Return each line of the material verbatim.

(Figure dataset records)

◆ ◆ ◆ ◆ ◆

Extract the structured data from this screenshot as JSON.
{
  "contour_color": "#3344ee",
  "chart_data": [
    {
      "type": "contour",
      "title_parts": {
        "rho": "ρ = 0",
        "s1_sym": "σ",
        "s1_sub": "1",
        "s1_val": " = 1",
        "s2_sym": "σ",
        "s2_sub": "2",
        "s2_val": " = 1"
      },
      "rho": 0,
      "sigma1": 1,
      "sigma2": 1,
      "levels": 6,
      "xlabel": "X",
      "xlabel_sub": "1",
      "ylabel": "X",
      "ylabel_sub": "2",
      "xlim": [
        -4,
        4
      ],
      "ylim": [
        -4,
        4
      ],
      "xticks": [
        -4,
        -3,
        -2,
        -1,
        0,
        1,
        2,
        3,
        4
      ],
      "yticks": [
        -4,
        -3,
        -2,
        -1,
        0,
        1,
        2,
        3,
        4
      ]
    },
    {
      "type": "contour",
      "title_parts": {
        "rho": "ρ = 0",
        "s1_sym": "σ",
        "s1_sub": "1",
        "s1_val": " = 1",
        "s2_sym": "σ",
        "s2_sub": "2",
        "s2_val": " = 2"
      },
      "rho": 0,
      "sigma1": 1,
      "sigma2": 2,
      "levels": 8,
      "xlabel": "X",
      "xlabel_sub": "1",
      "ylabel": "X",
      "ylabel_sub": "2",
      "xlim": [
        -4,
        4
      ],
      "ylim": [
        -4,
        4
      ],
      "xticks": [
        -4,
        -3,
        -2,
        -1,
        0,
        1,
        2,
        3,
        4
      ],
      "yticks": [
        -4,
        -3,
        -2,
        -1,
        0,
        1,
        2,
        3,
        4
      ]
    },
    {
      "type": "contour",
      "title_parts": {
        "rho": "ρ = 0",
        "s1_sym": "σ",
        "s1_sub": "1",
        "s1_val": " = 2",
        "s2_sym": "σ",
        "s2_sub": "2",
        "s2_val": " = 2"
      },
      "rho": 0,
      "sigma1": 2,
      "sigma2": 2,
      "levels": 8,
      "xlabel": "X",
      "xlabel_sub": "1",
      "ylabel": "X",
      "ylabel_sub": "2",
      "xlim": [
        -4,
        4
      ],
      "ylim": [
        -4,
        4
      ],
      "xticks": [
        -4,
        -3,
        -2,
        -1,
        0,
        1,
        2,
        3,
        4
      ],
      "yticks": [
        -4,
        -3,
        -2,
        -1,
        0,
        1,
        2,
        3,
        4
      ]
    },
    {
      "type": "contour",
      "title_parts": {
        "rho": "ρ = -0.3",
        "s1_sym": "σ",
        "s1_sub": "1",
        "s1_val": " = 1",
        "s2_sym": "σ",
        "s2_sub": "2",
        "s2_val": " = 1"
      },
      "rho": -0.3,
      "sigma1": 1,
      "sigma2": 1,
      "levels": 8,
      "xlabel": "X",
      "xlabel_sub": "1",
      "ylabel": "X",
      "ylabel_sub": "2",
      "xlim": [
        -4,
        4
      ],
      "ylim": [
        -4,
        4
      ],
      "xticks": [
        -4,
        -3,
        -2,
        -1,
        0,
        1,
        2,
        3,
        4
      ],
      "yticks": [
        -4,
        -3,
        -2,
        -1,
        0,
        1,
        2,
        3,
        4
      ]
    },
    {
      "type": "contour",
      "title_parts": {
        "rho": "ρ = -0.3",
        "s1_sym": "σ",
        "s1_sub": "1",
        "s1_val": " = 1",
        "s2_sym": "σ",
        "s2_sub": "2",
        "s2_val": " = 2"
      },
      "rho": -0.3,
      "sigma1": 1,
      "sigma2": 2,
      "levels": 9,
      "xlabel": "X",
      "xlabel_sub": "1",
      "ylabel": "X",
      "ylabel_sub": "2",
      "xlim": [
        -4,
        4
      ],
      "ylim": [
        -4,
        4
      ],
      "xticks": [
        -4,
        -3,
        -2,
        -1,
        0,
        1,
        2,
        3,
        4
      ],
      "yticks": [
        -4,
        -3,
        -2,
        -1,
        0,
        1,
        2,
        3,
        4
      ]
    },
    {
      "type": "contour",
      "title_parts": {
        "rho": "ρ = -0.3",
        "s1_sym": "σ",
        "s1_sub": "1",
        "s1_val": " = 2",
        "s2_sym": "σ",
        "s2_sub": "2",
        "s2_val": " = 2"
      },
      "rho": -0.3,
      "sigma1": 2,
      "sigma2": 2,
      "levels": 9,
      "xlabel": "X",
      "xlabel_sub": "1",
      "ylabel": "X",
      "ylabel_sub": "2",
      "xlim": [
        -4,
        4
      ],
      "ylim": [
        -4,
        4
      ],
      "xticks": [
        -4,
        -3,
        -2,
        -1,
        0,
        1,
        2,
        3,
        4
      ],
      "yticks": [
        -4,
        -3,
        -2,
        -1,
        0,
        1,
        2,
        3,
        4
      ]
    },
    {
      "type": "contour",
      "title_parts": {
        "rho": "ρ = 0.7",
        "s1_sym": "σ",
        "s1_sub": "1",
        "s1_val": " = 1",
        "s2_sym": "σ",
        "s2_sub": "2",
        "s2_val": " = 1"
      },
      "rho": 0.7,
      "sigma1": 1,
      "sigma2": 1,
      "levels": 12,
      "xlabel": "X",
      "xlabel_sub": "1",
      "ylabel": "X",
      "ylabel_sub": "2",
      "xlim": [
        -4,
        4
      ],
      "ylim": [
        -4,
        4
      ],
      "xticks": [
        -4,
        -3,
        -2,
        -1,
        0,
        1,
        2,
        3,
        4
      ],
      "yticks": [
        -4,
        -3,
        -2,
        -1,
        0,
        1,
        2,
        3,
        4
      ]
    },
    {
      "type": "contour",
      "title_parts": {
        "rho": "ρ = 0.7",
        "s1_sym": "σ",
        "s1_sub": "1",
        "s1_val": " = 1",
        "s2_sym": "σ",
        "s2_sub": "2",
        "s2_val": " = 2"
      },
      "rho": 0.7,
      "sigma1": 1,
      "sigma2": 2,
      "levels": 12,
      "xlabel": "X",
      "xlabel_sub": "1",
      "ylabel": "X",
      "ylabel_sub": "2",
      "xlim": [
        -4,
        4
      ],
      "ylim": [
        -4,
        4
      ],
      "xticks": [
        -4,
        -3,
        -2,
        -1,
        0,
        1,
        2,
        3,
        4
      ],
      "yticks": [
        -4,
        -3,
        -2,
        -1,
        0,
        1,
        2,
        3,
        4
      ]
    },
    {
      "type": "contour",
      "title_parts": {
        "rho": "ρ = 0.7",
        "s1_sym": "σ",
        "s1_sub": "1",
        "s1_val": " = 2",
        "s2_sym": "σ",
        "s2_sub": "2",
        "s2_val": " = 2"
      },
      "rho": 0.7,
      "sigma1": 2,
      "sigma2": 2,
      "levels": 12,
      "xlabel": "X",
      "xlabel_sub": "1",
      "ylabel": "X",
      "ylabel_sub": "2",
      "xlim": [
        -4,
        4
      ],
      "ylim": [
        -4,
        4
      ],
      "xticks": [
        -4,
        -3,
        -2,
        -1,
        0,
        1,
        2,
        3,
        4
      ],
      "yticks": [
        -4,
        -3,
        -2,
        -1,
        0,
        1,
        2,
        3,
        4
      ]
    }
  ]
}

◆ ◆ ◆ ◆ ◆

◆ **Response below**
Extract the structured data from this screenshot as JSON.
{
  "contour_color": "#3344ee",
  "chart_data": [
    {
      "type": "contour",
      "title_parts": {
        "rho": "ρ = 0",
        "s1_sym": "σ",
        "s1_sub": "1",
        "s1_val": " = 1",
        "s2_sym": "σ",
        "s2_sub": "2",
        "s2_val": " = 1"
      },
      "rho": 0,
      "sigma1": 1,
      "sigma2": 1,
      "levels": 6,
      "xlabel": "X",
      "xlabel_sub": "1",
      "ylabel": "X",
      "ylabel_sub": "2",
      "xlim": [
        -4,
        4
      ],
      "ylim": [
        -4,
        4
      ],
      "xticks": [
        -4,
        -3,
        -2,
        -1,
        0,
        1,
        2,
        3,
        4
      ],
      "yticks": [
        -4,
        -3,
        -2,
        -1,
        0,
        1,
        2,
        3,
        4
      ]
    },
    {
      "type": "contour",
      "title_parts": {
        "rho": "ρ = 0",
        "s1_sym": "σ",
        "s1_sub": "1",
        "s1_val": " = 1",
        "s2_sym": "σ",
        "s2_sub": "2",
        "s2_val": " = 2"
      },
      "rho": 0,
      "sigma1": 1,
      "sigma2": 2,
      "levels": 8,
      "xlabel": "X",
      "xlabel_sub": "1",
      "ylabel": "X",
      "ylabel_sub": "2",
      "xlim": [
        -4,
        4
      ],
      "ylim": [
        -4,
        4
      ],
      "xticks": [
        -4,
        -3,
        -2,
        -1,
        0,
        1,
        2,
        3,
        4
      ],
      "yticks": [
        -4,
        -3,
        -2,
        -1,
        0,
        1,
        2,
        3,
        4
      ]
    },
    {
      "type": "contour",
      "title_parts": {
        "rho": "ρ = 0",
        "s1_sym": "σ",
        "s1_sub": "1",
        "s1_val": " = 2",
        "s2_sym": "σ",
        "s2_sub": "2",
        "s2_val": " = 2"
      },
      "rho": 0,
      "sigma1": 2,
      "sigma2": 2,
      "levels": 8,
      "xlabel": "X",
      "xlabel_sub": "1",
      "ylabel": "X",
      "ylabel_sub": "2",
      "xlim": [
        -4,
        4
      ],
      "ylim": [
        -4,
        4
      ],
      "xticks": [
        -4,
        -3,
        -2,
        -1,
        0,
        1,
        2,
        3,
        4
      ],
      "yticks": [
        -4,
        -3,
        -2,
        -1,
        0,
        1,
        2,
        3,
        4
      ]
    },
    {
      "type": "contour",
      "title_parts": {
        "rho": "ρ = -0.3",
        "s1_sym": "σ",
        "s1_sub": "1",
        "s1_val": " = 1",
        "s2_sym": "σ",
        "s2_sub": "2",
        "s2_val": " = 1"
      },
      "rho": -0.3,
      "sigma1": 1,
      "sigma2": 1,
      "levels": 8,
      "xlabel": "X",
      "xlabel_sub": "1",
      "ylabel": "X",
      "ylabel_sub": "2",
      "xlim": [
        -4,
        4
      ],
      "ylim": [
        -4,
        4
      ],
      "xticks": [
        -4,
        -3,
        -2,
        -1,
        0,
        1,
        2,
        3,
        4
      ],
      "yticks": [
        -4,
        -3,
        -2,
        -1,
        0,
        1,
        2,
        3,
        4
      ]
    },
    {
      "type": "contour",
      "title_parts": {
        "rho": "ρ = -0.3",
        "s1_sym": "σ",
        "s1_sub": "1",
        "s1_val": " = 1",
        "s2_sym": "σ",
        "s2_sub": "2",
        "s2_val": " = 2"
      },
      "rho": -0.3,
      "sigma1": 1,
      "sigma2": 2,
      "levels": 9,
      "xlabel": "X",
      "xlabel_sub": "1",
      "ylabel": "X",
      "ylabel_sub": "2",
      "xlim": [
        -4,
        4
      ],
      "ylim": [
        -4,
        4
      ],
      "xticks": [
        -4,
        -3,
        -2,
        -1,
        0,
        1,
        2,
        3,
        4
      ],
      "yticks": [
        -4,
        -3,
        -2,
        -1,
        0,
        1,
        2,
        3,
        4
      ]
    },
    {
      "type": "contour",
      "title_parts": {
        "rho": "ρ = -0.3",
        "s1_sym": "σ",
        "s1_sub": "1",
        "s1_val": " = 2",
        "s2_sym": "σ",
        "s2_sub": "2",
        "s2_val": " = 2"
      },
      "rho": -0.3,
      "sigma1": 2,
      "sigma2": 2,
      "levels": 9,
      "xlabel": "X",
      "xlabel_sub": "1",
      "ylabel": "X",
      "ylabel_sub": "2",
      "xlim": [
        -4,
        4
      ],
      "ylim": [
        -4,
        4
      ],
      "xticks": [
        -4,
        -3,
        -2,
        -1,
        0,
        1,
        2,
        3,
        4
      ],
      "yticks": [
        -4,
        -3,
        -2,
        -1,
        0,
        1,
        2,
        3,
        4
      ]
    },
    {
      "type": "contour",
      "title_parts": {
        "rho": "ρ = 0.7",
        "s1_sym": "σ",
        "s1_sub": "1",
        "s1_val": " = 1",
        "s2_sym": "σ",
        "s2_sub": "2",
        "s2_val": " = 1"
      },
      "rho": 0.7,
      "sigma1": 1,
      "sigma2": 1,
      "levels": 12,
      "xlabel": "X",
      "xlabel_sub": "1",
      "ylabel": "X",
      "ylabel_sub": "2",
      "xlim": [
        -4,
        4
      ],
      "ylim": [
        -4,
        4
      ],
      "xticks": [
        -4,
        -3,
        -2,
        -1,
        0,
        1,
        2,
        3,
        4
      ],
      "yticks": [
        -4,
        -3,
        -2,
        -1,
        0,
        1,
        2,
        3,
        4
      ]
    },
    {
      "type": "contour",
      "title_parts": {
        "rho": "ρ = 0.7",
        "s1_sym": "σ",
        "s1_sub": "1",
        "s1_val": " = 1",
        "s2_sym": "σ",
        "s2_sub": "2",
        "s2_val": " = 2"
      },
      "rho": 0.7,
      "sigma1": 1,
      "sigma2": 2,
      "levels": 12,
      "xlabel": "X",
      "xlabel_sub": "1",
      "ylabel": "X",
      "ylabel_sub": "2",
      "xlim": [
        -4,
        4
      ],
      "ylim": [
        -4,
        4
      ],
      "xticks": [
        -4,
        -3,
        -2,
        -1,
        0,
        1,
        2,
        3,
        4
      ],
      "yticks": [
        -4,
        -3,
        -2,
        -1,
        0,
        1,
        2,
        3,
        4
      ]
    },
    {
      "type": "contour",
      "title_parts": {
        "rho": "ρ = 0.7",
        "s1_sym": "σ",
        "s1_sub": "1",
        "s1_val": " = 2",
        "s2_sym": "σ",
        "s2_sub": "2",
        "s2_val": " = 2"
      },
      "rho": 0.7,
      "sigma1": 2,
      "sigma2": 2,
      "levels": 12,
      "xlabel": "X",
      "xlabel_sub": "1",
      "ylabel": "X",
      "ylabel_sub": "2",
      "xlim": [
        -4,
        4
      ],
      "ylim": [
        -4,
        4
      ],
      "xticks": [
        -4,
        -3,
        -2,
        -1,
        0,
        1,
        2,
        3,
        4
      ],
      "yticks": [
        -4,
        -3,
        -2,
        -1,
        0,
        1,
        2,
        3,
        4
      ]
    }
  ]
}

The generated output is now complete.